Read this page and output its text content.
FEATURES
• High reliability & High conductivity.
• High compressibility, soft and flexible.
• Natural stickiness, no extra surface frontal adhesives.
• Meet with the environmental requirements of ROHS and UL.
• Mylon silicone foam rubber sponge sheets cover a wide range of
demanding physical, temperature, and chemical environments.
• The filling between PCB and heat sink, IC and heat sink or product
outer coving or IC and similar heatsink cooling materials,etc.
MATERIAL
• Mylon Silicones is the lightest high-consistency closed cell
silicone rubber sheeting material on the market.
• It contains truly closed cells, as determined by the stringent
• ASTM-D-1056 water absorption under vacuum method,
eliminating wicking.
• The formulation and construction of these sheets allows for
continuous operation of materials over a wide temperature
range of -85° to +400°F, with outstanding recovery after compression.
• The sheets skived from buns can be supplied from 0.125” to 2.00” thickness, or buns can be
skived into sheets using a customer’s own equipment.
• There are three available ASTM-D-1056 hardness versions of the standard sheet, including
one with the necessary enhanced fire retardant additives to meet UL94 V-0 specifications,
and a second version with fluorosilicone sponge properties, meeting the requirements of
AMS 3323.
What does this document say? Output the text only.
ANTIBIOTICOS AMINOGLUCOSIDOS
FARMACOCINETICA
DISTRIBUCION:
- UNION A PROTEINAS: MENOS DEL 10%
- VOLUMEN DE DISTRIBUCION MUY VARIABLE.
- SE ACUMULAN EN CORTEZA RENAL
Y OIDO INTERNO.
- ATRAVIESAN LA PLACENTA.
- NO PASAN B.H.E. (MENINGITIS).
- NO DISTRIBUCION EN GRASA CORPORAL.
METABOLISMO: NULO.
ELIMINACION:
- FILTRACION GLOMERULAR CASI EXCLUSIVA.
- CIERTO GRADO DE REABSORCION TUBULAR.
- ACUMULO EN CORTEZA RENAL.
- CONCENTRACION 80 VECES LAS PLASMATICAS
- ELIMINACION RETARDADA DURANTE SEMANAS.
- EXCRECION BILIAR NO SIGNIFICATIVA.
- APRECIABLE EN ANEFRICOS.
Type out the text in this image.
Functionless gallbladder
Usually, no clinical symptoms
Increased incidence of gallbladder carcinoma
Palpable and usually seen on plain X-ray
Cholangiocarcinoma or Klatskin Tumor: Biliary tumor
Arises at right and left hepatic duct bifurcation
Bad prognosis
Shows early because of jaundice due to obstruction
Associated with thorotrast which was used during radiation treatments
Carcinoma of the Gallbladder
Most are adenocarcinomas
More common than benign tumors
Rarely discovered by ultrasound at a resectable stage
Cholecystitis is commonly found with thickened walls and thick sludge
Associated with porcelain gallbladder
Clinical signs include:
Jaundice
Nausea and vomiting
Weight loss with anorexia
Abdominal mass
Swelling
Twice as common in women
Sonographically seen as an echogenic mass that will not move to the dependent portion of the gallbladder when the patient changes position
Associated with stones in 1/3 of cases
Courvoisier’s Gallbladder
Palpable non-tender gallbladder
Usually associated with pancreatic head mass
========
## Exercise goal
Output the data in full, exactly as it stands.

## Task result
Read this page and output its text content.
FEATURES
• High reliability & High conductivity.
• High compressibility, soft and flexible.
• Natural stickiness, no extra surface frontal adhesives.
• Meet with the environmental requirements of ROHS and UL.
• Mylon silicone foam rubber sponge sheets cover a wide range of
demanding physical, temperature, and chemical environments.
• The filling between PCB and heat sink, IC and heat sink or product
outer coving or IC and similar heatsink cooling materials,etc.
MATERIAL
• Mylon Silicones is the lightest high-consistency closed cell
silicone rubber sheeting material on the market.
• It contains truly closed cells, as determined by the stringent
• ASTM-D-1056 water absorption under vacuum method,
eliminating wicking.
• The formulation and construction of these sheets allows for
continuous operation of materials over a wide temperature
range of -85° to +400°F, with outstanding recovery after compression.
• The sheets skived from buns can be supplied from 0.125” to 2.00” thickness, or buns can be
skived into sheets using a customer’s own equipment.
• There are three available ASTM-D-1056 hardness versions of the standard sheet, including
one with the necessary enhanced fire retardant additives to meet UL94 V-0 specifications,
and a second version with fluorosilicone sponge properties, meeting the requirements of
AMS 3323.
What does this document say? Output the text only.
ANTIBIOTICOS AMINOGLUCOSIDOS
FARMACOCINETICA
DISTRIBUCION:
- UNION A PROTEINAS: MENOS DEL 10%
- VOLUMEN DE DISTRIBUCION MUY VARIABLE.
- SE ACUMULAN EN CORTEZA RENAL
Y OIDO INTERNO.
- ATRAVIESAN LA PLACENTA.
- NO PASAN B.H.E. (MENINGITIS).
- NO DISTRIBUCION EN GRASA CORPORAL.
METABOLISMO: NULO.
ELIMINACION:
- FILTRACION GLOMERULAR CASI EXCLUSIVA.
- CIERTO GRADO DE REABSORCION TUBULAR.
- ACUMULO EN CORTEZA RENAL.
- CONCENTRACION 80 VECES LAS PLASMATICAS
- ELIMINACION RETARDADA DURANTE SEMANAS.
- EXCRECION BILIAR NO SIGNIFICATIVA.
- APRECIABLE EN ANEFRICOS.
Type out the text in this image.
Functionless gallbladder
Usually, no clinical symptoms
Increased incidence of gallbladder carcinoma
Palpable and usually seen on plain X-ray
Cholangiocarcinoma or Klatskin Tumor: Biliary tumor
Arises at right and left hepatic duct bifurcation
Bad prognosis
Shows early because of jaundice due to obstruction
Associated with thorotrast which was used during radiation treatments
Carcinoma of the Gallbladder
Most are adenocarcinomas
More common than benign tumors
Rarely discovered by ultrasound at a resectable stage
Cholecystitis is commonly found with thickened walls and thick sludge
Associated with porcelain gallbladder
Clinical signs include:
Jaundice
Nausea and vomiting
Weight loss with anorexia
Abdominal mass
Swelling
Twice as common in women
Sonographically seen as an echogenic mass that will not move to the dependent portion of the gallbladder when the patient changes position
Associated with stones in 1/3 of cases
Courvoisier’s Gallbladder
Palpable non-tender gallbladder
Usually associated with pancreatic head mass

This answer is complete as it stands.